### Set exercise:
Every line of the data that contains the string "structure" must be copied.

### Items:
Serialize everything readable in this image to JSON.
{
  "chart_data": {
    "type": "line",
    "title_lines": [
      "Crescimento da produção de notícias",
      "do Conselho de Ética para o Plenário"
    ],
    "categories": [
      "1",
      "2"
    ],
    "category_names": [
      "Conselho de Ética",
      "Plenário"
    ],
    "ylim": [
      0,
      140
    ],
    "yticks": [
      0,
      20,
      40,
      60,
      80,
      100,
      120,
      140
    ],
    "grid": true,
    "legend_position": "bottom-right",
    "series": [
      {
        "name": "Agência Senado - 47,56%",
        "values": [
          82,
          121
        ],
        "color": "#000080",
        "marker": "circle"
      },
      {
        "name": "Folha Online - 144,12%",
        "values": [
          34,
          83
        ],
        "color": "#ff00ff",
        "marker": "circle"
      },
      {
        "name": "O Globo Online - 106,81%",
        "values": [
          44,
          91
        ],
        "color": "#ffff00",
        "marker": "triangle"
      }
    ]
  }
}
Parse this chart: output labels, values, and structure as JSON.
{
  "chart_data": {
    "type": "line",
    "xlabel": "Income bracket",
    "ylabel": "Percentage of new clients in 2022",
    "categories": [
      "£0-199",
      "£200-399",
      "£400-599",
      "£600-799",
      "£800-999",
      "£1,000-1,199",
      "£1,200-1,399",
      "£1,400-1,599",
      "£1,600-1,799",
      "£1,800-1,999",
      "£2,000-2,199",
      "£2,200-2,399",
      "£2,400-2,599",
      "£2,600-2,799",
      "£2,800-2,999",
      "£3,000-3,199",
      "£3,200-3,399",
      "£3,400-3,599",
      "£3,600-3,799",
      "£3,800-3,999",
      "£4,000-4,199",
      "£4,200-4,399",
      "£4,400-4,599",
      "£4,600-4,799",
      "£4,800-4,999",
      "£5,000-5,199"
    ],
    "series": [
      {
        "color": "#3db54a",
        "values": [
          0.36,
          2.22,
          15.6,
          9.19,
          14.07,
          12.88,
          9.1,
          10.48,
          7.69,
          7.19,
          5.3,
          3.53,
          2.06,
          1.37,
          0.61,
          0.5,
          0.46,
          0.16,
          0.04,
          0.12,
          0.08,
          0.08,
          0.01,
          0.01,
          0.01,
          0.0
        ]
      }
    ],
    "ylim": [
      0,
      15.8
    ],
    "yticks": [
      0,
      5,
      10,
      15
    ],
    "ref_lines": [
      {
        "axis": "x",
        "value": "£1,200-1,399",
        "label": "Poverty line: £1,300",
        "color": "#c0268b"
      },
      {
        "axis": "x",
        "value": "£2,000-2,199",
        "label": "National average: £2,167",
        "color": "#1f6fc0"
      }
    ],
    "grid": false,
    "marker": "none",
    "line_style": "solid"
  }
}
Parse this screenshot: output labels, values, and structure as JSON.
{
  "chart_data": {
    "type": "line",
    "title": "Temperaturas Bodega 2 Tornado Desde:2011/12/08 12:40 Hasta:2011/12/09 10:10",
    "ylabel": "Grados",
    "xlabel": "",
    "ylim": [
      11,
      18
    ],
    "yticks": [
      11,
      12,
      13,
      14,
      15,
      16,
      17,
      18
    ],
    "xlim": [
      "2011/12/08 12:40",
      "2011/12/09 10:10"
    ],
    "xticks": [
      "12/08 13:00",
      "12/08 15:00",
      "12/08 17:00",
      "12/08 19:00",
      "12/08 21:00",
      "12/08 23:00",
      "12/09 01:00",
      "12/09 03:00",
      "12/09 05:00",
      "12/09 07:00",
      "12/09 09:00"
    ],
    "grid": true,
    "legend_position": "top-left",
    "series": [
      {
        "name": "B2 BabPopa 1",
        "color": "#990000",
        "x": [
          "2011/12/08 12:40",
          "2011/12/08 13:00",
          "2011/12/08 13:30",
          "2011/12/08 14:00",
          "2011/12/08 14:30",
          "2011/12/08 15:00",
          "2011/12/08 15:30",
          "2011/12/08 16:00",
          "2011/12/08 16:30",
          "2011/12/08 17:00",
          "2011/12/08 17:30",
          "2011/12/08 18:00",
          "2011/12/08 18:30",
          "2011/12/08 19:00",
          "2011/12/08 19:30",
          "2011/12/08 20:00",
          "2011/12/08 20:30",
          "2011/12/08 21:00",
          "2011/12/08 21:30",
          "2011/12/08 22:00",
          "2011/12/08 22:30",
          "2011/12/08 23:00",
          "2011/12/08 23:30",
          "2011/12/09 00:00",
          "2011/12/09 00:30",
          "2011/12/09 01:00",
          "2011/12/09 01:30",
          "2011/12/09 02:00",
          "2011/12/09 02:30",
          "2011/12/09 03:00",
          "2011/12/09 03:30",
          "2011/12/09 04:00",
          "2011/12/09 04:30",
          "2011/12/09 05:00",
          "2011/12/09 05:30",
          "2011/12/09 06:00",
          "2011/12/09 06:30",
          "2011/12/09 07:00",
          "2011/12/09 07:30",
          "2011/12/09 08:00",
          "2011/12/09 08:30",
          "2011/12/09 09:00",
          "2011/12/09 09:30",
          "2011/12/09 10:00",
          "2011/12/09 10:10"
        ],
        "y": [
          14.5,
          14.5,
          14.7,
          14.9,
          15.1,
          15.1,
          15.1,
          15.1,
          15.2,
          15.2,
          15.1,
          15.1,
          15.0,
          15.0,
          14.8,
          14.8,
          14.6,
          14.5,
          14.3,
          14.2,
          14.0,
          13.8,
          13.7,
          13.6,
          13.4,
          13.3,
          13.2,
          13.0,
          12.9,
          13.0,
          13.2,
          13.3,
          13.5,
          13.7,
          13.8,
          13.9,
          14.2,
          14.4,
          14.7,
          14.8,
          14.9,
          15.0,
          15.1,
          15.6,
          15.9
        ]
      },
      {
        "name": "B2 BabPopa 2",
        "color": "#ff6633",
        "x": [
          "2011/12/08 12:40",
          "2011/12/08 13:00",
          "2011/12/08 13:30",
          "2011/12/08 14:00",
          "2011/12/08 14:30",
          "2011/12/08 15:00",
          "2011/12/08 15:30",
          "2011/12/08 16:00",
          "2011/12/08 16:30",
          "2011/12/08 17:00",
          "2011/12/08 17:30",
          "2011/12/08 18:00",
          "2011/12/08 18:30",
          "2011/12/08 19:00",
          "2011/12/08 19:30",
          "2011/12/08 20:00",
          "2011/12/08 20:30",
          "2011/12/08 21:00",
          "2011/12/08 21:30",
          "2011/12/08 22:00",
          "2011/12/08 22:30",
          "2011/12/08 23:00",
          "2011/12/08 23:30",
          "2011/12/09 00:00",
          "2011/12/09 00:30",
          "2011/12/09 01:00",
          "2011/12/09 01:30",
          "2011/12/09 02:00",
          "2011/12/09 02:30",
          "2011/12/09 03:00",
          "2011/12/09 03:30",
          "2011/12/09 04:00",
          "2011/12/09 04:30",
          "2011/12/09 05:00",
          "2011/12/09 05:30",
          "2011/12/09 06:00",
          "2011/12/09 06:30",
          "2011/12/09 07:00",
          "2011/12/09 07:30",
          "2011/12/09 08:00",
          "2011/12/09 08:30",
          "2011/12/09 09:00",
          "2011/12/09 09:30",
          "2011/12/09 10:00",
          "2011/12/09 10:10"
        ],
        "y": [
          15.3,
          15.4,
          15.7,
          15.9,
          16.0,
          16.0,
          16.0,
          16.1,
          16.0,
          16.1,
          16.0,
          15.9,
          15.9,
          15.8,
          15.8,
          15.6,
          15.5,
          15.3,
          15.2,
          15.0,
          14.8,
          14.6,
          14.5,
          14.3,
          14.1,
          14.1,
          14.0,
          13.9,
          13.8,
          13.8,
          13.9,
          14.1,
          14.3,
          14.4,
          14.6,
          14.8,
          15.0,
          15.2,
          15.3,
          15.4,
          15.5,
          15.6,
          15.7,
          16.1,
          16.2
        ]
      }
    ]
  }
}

### Response to the exercise:
Parse this chart: output labels, values, and structure as JSON.
Parse this screenshot: output labels, values, and structure as JSON.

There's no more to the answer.